WHAT TO DO:
Reproduce the listing below word for word, with no pictures.

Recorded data

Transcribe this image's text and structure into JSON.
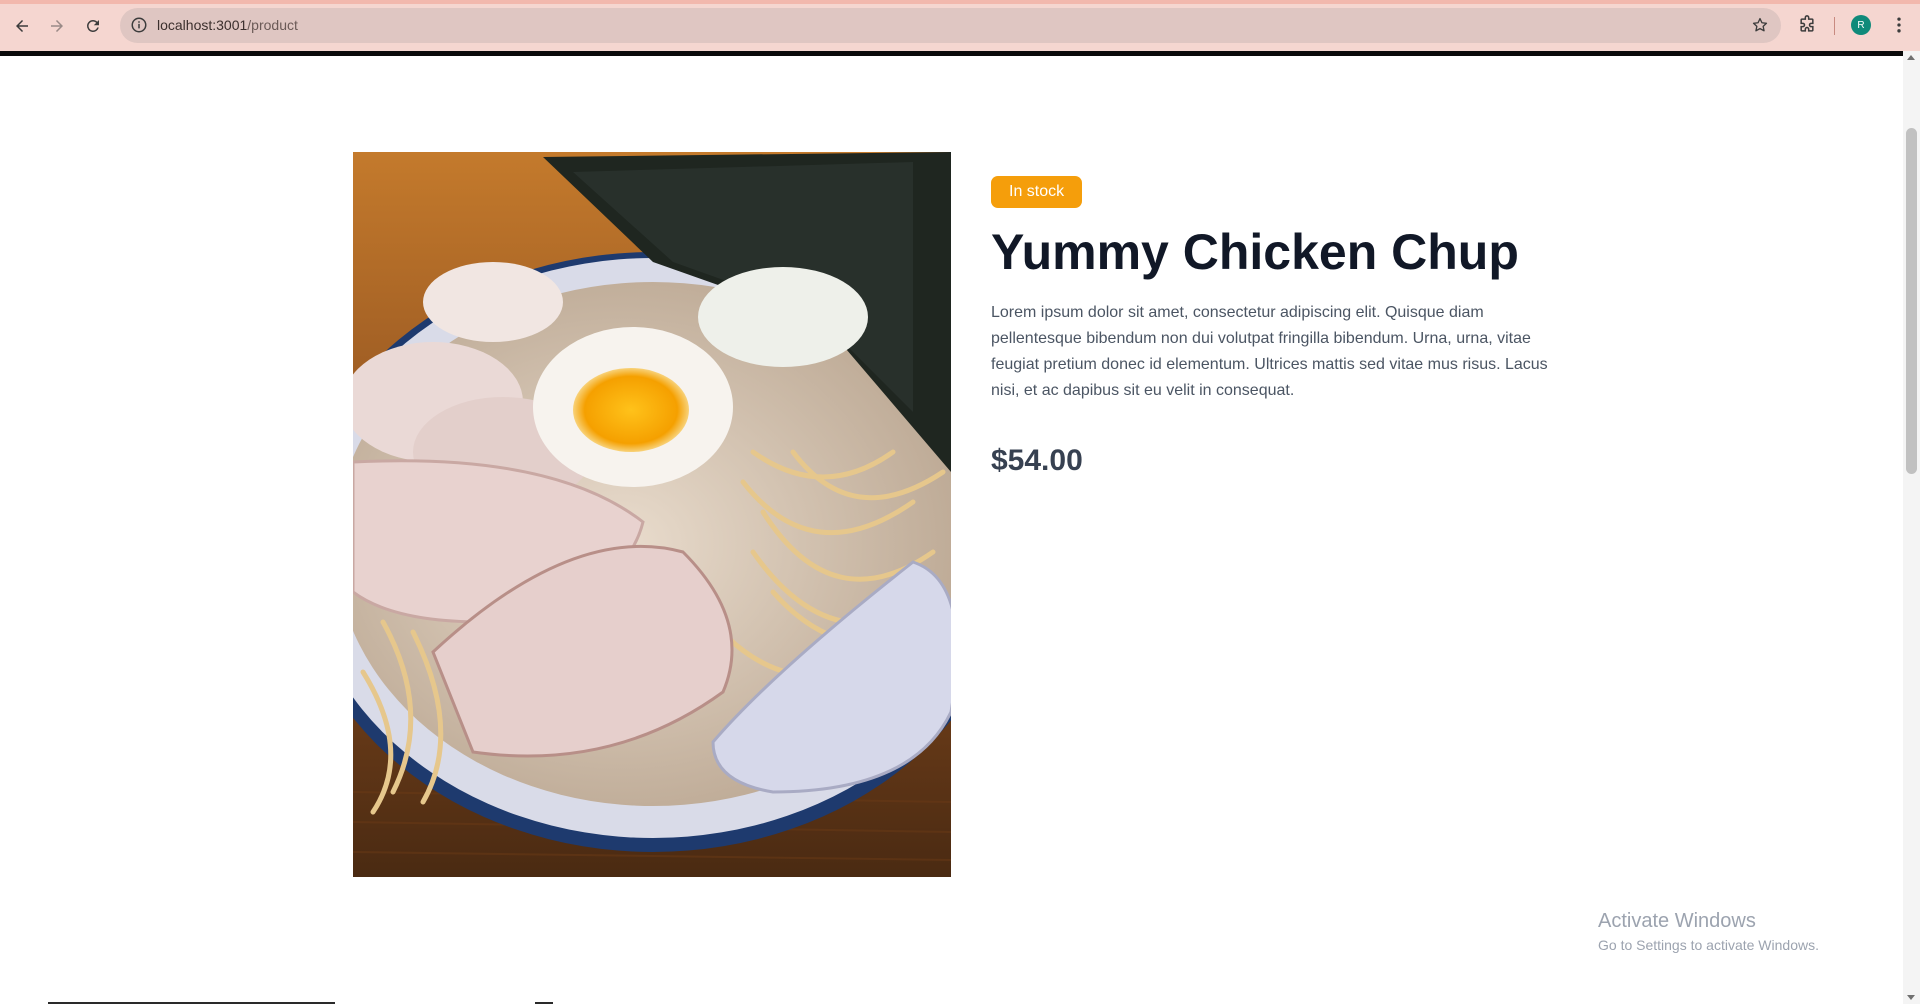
{
  "browser": {
    "url_host": "localhost:3001",
    "url_path": "/product",
    "avatar_initial": "R",
    "icons": {
      "back": "arrow-left-icon",
      "forward": "arrow-right-icon",
      "reload": "reload-icon",
      "site_info": "info-circle-icon",
      "bookmark": "star-icon",
      "extensions": "puzzle-icon",
      "menu": "kebab-menu-icon"
    }
  },
  "product": {
    "stock_label": "In stock",
    "title": "Yummy Chicken Chup",
    "description": "Lorem ipsum dolor sit amet, consectetur adipiscing elit. Quisque diam pellentesque bibendum non dui volutpat fringilla bibendum. Urna, urna, vitae feugiat pretium donec id elementum. Ultrices mattis sed vitae mus risus. Lacus nisi, et ac dapibus sit eu velit in consequat.",
    "price": "$54.00",
    "image_label": "ramen bowl photo"
  },
  "watermark": {
    "title": "Activate Windows",
    "subtitle": "Go to Settings to activate Windows."
  },
  "colors": {
    "badge": "#f59e0b",
    "title": "#111827",
    "price": "#374151",
    "chrome_bg": "#f5d6d0"
  }
}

SOLVED PROBLEM:
Transcribe this image's text and structure into JSON.
{
  "browser": {
    "url_host": "localhost:3001",
    "url_path": "/product",
    "avatar_initial": "R",
    "icons": {
      "back": "arrow-left-icon",
      "forward": "arrow-right-icon",
      "reload": "reload-icon",
      "site_info": "info-circle-icon",
      "bookmark": "star-icon",
      "extensions": "puzzle-icon",
      "menu": "kebab-menu-icon"
    }
  },
  "product": {
    "stock_label": "In stock",
    "title": "Yummy Chicken Chup",
    "description": "Lorem ipsum dolor sit amet, consectetur adipiscing elit. Quisque diam pellentesque bibendum non dui volutpat fringilla bibendum. Urna, urna, vitae feugiat pretium donec id elementum. Ultrices mattis sed vitae mus risus. Lacus nisi, et ac dapibus sit eu velit in consequat.",
    "price": "$54.00",
    "image_label": "ramen bowl photo"
  },
  "watermark": {
    "title": "Activate Windows",
    "subtitle": "Go to Settings to activate Windows."
  },
  "colors": {
    "badge": "#f59e0b",
    "title": "#111827",
    "price": "#374151",
    "chrome_bg": "#f5d6d0"
  }
}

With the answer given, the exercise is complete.